CONSIGNES DE L'EXERCICE ▸ Pouvez-vous recopier à l'identique les lignes de données qui vont de celle contenant « - search-button[interactable]: [509, 238, 538, 264] » jusqu'à celle contenant « - period-underline: [259, 272, 529, 274] », ces deux lignes incluses ?

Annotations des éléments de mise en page
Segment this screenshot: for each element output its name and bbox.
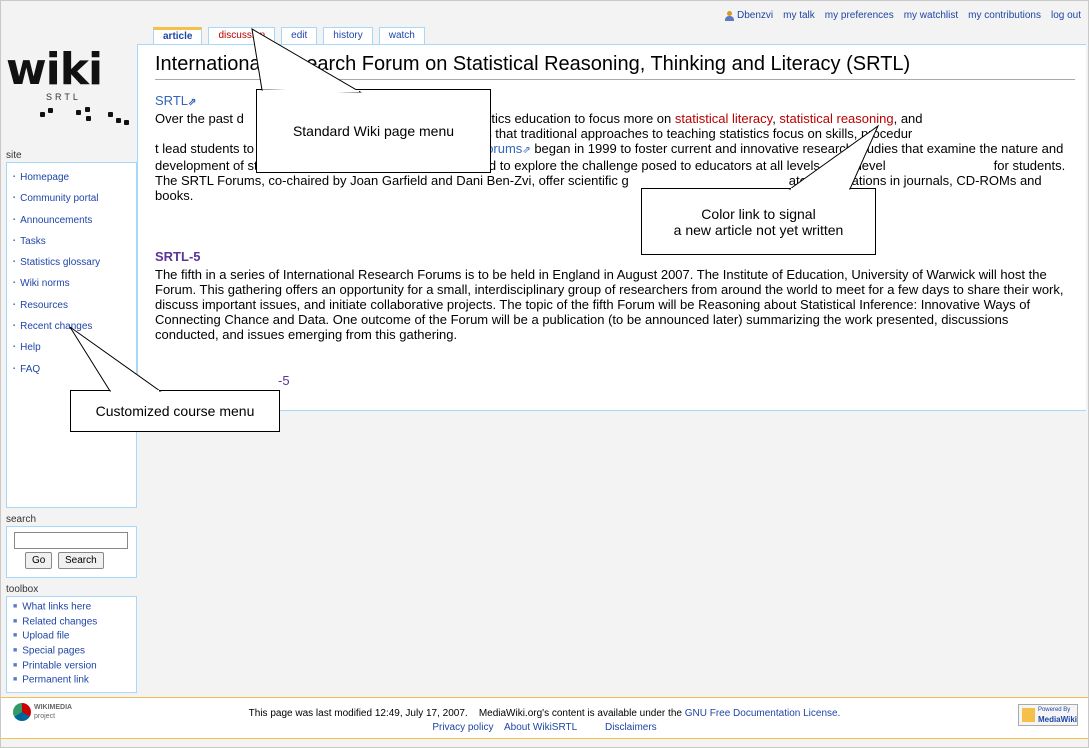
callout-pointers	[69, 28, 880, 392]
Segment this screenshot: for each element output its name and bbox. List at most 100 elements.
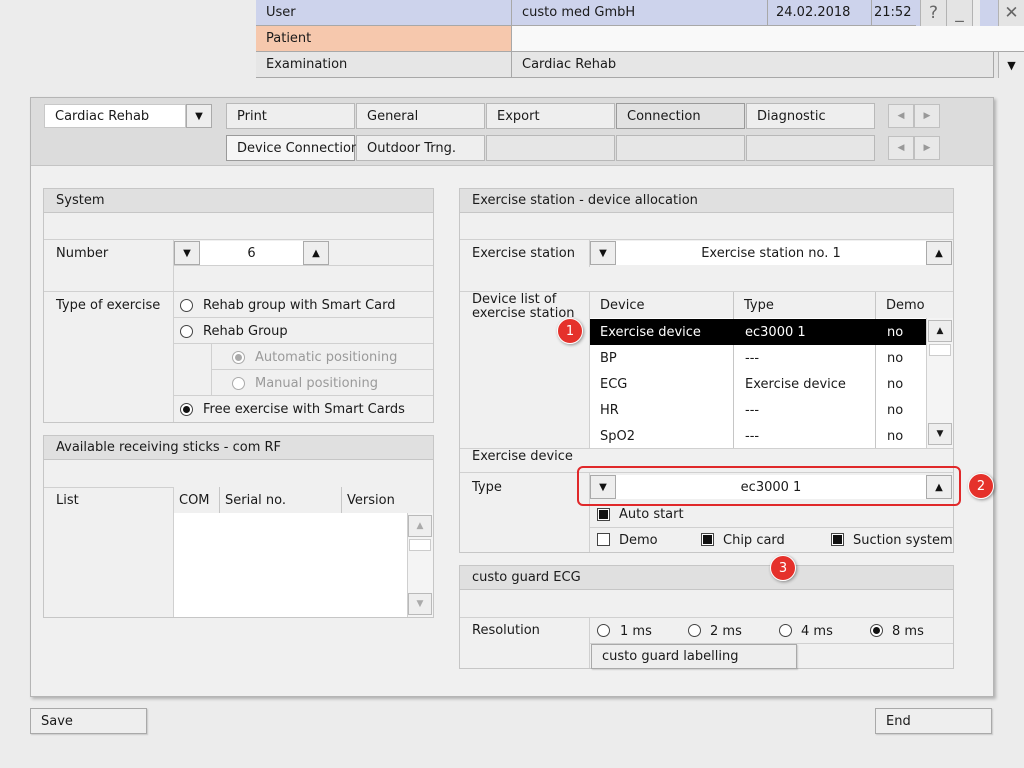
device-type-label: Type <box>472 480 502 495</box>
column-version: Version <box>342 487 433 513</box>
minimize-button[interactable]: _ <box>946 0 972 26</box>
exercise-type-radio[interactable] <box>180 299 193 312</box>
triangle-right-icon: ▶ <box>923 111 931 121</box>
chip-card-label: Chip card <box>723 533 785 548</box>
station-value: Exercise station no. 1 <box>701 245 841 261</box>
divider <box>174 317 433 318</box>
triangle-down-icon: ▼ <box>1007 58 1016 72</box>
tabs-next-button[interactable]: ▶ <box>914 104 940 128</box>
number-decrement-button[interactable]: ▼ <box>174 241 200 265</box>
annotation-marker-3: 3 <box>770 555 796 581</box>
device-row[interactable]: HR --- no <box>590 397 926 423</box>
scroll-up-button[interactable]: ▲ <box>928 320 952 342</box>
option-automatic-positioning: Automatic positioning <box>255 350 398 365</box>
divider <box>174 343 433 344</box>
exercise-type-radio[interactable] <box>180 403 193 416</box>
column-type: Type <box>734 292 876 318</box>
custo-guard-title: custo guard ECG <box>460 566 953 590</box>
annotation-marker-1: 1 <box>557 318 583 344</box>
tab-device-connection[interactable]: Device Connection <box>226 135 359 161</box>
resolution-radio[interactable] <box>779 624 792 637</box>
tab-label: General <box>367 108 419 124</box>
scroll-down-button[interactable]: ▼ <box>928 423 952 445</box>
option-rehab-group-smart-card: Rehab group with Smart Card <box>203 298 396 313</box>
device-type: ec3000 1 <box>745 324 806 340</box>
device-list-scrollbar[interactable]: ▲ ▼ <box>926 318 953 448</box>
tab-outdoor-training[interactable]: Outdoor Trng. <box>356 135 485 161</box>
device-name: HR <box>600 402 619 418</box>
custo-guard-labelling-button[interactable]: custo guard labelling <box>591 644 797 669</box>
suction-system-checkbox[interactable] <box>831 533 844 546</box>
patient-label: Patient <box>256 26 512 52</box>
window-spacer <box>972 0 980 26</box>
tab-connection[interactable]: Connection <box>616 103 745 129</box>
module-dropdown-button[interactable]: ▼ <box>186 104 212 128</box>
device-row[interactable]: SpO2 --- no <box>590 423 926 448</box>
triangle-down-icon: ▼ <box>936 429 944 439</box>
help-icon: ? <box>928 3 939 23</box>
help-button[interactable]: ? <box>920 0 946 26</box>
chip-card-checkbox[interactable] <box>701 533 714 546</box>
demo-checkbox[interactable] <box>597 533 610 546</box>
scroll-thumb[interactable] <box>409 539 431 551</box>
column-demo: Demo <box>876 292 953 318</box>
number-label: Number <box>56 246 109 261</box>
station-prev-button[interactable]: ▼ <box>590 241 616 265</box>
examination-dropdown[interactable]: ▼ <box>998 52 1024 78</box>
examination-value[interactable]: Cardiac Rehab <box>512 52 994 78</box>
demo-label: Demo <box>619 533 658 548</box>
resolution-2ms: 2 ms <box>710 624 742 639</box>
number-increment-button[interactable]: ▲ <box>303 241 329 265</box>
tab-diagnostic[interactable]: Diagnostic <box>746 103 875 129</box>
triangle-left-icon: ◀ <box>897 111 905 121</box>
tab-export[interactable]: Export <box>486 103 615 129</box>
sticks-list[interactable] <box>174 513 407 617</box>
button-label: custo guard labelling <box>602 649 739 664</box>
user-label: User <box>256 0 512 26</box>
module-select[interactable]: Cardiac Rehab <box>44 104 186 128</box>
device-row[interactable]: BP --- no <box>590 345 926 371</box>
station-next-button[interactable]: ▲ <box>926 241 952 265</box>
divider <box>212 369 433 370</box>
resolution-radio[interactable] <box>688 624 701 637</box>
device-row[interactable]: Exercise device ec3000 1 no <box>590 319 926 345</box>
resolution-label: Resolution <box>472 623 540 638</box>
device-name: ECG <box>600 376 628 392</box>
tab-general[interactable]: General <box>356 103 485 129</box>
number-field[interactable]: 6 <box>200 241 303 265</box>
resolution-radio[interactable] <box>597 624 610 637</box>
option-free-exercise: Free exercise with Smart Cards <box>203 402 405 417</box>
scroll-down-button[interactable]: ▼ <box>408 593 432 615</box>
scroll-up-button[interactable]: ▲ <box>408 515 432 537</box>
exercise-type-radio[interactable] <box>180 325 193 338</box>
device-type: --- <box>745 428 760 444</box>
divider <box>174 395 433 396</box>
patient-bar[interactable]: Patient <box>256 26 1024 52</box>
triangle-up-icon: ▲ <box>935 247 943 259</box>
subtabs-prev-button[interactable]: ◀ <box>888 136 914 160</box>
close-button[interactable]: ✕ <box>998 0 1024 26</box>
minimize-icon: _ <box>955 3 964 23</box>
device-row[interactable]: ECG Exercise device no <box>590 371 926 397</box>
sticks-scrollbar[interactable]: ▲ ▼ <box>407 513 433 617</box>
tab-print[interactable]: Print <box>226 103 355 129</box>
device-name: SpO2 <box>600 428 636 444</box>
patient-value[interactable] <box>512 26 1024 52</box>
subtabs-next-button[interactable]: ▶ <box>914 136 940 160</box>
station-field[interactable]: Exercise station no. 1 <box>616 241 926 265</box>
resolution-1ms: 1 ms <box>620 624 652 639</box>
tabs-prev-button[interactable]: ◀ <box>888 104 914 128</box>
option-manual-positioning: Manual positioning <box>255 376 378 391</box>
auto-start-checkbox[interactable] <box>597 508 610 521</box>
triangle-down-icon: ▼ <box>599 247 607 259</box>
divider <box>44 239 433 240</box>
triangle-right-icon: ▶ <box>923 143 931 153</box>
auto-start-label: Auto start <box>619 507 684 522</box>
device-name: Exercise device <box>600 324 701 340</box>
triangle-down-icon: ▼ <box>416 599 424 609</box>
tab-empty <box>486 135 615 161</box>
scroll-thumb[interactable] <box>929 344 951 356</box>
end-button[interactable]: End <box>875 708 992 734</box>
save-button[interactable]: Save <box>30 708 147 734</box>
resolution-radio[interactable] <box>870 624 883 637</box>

==

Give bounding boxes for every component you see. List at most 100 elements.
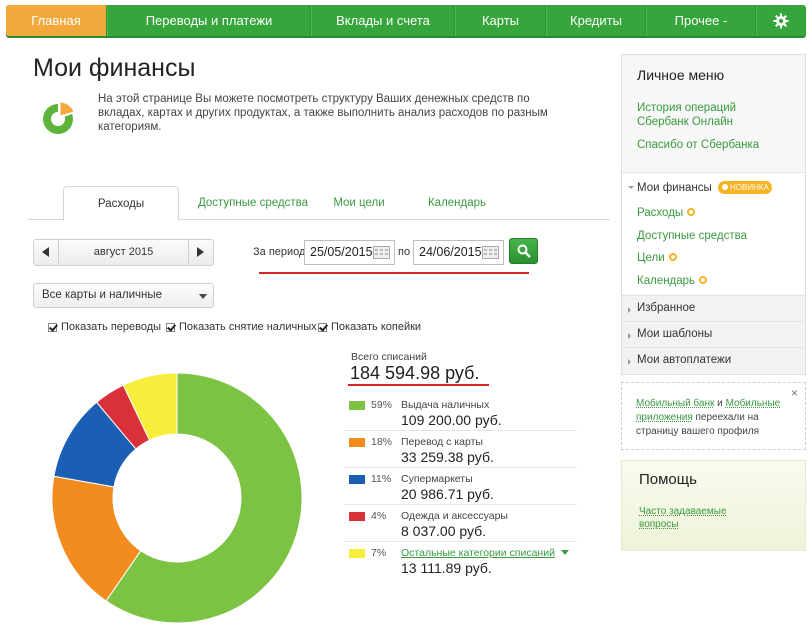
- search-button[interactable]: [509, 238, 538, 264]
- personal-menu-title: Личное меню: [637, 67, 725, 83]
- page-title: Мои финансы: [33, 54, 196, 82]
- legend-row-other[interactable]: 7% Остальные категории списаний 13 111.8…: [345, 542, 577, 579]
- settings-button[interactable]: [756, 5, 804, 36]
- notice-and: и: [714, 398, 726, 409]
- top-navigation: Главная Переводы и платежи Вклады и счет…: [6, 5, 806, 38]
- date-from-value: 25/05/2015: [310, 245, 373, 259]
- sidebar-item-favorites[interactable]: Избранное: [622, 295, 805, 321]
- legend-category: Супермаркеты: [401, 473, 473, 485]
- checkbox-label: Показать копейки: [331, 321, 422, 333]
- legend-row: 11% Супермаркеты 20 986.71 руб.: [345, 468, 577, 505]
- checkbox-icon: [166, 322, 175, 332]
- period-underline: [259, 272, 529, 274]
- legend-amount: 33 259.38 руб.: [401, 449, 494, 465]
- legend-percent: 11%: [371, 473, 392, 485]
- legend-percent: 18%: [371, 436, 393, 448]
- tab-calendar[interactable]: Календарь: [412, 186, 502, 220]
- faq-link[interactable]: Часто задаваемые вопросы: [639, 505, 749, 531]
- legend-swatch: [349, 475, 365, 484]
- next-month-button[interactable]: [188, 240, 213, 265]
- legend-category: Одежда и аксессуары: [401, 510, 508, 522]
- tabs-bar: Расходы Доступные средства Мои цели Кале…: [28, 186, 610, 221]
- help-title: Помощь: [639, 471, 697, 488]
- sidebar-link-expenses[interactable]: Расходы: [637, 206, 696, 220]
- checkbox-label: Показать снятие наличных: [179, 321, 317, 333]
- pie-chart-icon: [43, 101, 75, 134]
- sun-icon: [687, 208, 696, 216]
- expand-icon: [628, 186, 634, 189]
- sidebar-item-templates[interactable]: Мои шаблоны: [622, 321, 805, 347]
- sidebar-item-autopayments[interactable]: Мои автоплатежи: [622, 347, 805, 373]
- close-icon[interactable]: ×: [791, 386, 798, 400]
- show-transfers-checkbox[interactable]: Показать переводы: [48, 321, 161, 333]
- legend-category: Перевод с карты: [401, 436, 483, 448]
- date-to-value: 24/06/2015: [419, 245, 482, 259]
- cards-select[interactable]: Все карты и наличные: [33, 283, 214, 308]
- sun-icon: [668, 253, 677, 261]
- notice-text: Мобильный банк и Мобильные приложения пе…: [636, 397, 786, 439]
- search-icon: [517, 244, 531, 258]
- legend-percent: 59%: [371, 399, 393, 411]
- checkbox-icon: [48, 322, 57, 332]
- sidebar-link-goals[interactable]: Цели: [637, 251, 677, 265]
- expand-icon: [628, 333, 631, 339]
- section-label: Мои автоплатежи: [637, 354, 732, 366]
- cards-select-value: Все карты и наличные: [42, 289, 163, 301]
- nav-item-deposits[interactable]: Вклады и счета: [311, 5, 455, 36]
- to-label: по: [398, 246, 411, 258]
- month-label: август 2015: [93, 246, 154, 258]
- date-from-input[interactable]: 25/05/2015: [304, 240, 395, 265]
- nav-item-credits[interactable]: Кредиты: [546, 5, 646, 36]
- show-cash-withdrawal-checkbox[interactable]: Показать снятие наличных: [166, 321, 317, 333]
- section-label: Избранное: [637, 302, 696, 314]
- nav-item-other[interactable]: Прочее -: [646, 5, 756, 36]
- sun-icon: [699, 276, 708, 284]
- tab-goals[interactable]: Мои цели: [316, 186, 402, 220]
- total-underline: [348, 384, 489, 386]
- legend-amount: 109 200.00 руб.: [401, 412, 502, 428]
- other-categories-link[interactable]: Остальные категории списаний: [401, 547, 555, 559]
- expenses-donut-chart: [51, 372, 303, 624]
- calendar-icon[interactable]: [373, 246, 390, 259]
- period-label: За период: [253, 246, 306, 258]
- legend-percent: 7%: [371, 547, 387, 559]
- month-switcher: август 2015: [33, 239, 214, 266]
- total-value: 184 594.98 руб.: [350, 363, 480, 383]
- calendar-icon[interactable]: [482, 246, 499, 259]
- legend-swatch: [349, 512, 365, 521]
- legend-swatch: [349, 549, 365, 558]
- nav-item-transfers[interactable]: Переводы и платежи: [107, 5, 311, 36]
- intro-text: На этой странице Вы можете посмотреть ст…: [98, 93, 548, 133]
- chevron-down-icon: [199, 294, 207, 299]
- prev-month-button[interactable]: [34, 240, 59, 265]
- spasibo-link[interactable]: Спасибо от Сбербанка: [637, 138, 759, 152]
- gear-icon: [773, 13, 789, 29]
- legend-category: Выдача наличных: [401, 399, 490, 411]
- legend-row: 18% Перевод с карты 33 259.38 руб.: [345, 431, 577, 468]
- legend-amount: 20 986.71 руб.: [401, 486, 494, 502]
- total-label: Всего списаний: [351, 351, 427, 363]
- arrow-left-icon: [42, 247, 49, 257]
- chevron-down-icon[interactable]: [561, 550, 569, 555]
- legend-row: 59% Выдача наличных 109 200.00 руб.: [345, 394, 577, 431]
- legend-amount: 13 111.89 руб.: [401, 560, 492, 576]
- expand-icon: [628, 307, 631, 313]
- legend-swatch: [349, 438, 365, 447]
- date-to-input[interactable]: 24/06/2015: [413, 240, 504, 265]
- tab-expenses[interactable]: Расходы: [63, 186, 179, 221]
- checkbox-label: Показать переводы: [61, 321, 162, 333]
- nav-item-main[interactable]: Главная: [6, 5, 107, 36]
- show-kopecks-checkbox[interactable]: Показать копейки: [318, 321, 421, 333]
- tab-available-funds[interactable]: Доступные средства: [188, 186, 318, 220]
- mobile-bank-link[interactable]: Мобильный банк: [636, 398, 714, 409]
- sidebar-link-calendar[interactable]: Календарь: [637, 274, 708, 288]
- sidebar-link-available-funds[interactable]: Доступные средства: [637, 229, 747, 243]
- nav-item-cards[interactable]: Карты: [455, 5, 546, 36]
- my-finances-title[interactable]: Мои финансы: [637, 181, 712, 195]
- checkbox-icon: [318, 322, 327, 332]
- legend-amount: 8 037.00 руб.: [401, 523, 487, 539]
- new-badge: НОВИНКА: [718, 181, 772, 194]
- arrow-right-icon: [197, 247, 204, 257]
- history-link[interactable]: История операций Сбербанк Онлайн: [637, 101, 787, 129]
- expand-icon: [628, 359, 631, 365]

RÉPONSE CI-DESSOUS ▸
- search-button[interactable]: [509, 238, 538, 264]
- personal-menu-title: Личное меню: [637, 67, 725, 83]
- page-title: Мои финансы: [33, 54, 196, 82]
- legend-row-other[interactable]: 7% Остальные категории списаний 13 111.8…: [345, 542, 577, 579]
- settings-button[interactable]: [756, 5, 804, 36]
- notice-and: и: [714, 398, 726, 409]
- top-navigation: Главная Переводы и платежи Вклады и счет…: [6, 5, 806, 38]
- date-from-value: 25/05/2015: [310, 245, 373, 259]
- sidebar-item-favorites[interactable]: Избранное: [622, 295, 805, 321]
- legend-category: Супермаркеты: [401, 473, 473, 485]
- checkbox-label: Показать копейки: [331, 321, 422, 333]
- legend-row: 11% Супермаркеты 20 986.71 руб.: [345, 468, 577, 505]
- checkbox-icon: [166, 322, 175, 332]
- period-underline: [259, 272, 529, 274]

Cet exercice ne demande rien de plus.